— Start Material for the task —

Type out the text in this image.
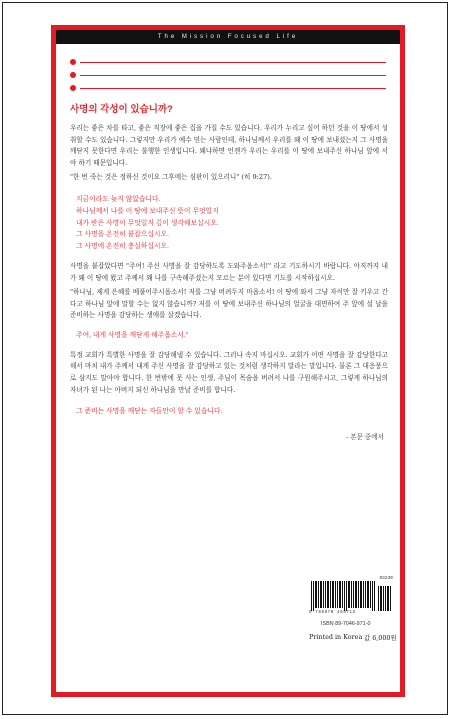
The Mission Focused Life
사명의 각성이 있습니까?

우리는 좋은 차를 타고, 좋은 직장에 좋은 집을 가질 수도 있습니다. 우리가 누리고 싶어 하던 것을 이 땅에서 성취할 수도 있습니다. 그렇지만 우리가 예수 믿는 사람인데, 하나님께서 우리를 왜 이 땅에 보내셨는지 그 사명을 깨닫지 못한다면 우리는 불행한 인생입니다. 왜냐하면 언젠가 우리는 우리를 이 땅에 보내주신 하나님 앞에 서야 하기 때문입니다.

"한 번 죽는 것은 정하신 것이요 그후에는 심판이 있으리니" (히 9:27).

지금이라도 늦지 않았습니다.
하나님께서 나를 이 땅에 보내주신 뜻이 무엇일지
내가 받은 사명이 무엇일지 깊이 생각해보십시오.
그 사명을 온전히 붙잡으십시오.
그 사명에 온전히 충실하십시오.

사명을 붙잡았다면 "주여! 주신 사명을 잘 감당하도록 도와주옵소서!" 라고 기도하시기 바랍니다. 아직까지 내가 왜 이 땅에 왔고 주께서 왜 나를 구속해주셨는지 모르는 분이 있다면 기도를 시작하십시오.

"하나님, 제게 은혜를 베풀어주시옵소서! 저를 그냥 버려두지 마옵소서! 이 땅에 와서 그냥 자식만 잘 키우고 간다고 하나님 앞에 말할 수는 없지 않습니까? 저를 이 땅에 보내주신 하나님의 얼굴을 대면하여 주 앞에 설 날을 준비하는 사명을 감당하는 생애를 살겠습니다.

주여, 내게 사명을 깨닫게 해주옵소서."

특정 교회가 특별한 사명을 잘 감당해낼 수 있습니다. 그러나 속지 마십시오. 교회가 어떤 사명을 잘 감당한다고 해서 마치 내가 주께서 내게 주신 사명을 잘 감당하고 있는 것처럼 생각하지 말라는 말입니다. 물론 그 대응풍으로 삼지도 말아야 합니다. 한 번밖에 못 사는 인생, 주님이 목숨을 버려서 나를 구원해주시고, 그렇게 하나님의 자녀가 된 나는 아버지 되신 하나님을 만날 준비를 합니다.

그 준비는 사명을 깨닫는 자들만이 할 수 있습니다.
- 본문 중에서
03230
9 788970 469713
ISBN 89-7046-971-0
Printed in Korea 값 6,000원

— End Material for the task —

◆ **Set problem**
Repeat the records above exactly, leaving out the pictures.

◆ **Written answer**
Type out the text in this image.
The Mission Focused Life
사명의 각성이 있습니까?

우리는 좋은 차를 타고, 좋은 직장에 좋은 집을 가질 수도 있습니다. 우리가 누리고 싶어 하던 것을 이 땅에서 성취할 수도 있습니다. 그렇지만 우리가 예수 믿는 사람인데, 하나님께서 우리를 왜 이 땅에 보내셨는지 그 사명을 깨닫지 못한다면 우리는 불행한 인생입니다. 왜냐하면 언젠가 우리는 우리를 이 땅에 보내주신 하나님 앞에 서야 하기 때문입니다.

"한 번 죽는 것은 정하신 것이요 그후에는 심판이 있으리니" (히 9:27).

지금이라도 늦지 않았습니다.
하나님께서 나를 이 땅에 보내주신 뜻이 무엇일지
내가 받은 사명이 무엇일지 깊이 생각해보십시오.
그 사명을 온전히 붙잡으십시오.
그 사명에 온전히 충실하십시오.

사명을 붙잡았다면 "주여! 주신 사명을 잘 감당하도록 도와주옵소서!" 라고 기도하시기 바랍니다. 아직까지 내가 왜 이 땅에 왔고 주께서 왜 나를 구속해주셨는지 모르는 분이 있다면 기도를 시작하십시오.

"하나님, 제게 은혜를 베풀어주시옵소서! 저를 그냥 버려두지 마옵소서! 이 땅에 와서 그냥 자식만 잘 키우고 간다고 하나님 앞에 말할 수는 없지 않습니까? 저를 이 땅에 보내주신 하나님의 얼굴을 대면하여 주 앞에 설 날을 준비하는 사명을 감당하는 생애를 살겠습니다.

주여, 내게 사명을 깨닫게 해주옵소서."

특정 교회가 특별한 사명을 잘 감당해낼 수 있습니다. 그러나 속지 마십시오. 교회가 어떤 사명을 잘 감당한다고 해서 마치 내가 주께서 내게 주신 사명을 잘 감당하고 있는 것처럼 생각하지 말라는 말입니다. 물론 그 대응풍으로 삼지도 말아야 합니다. 한 번밖에 못 사는 인생, 주님이 목숨을 버려서 나를 구원해주시고, 그렇게 하나님의 자녀가 된 나는 아버지 되신 하나님을 만날 준비를 합니다.

그 준비는 사명을 깨닫는 자들만이 할 수 있습니다.
- 본문 중에서
03230
9 788970 469713
ISBN 89-7046-971-0
Printed in Korea 값 6,000원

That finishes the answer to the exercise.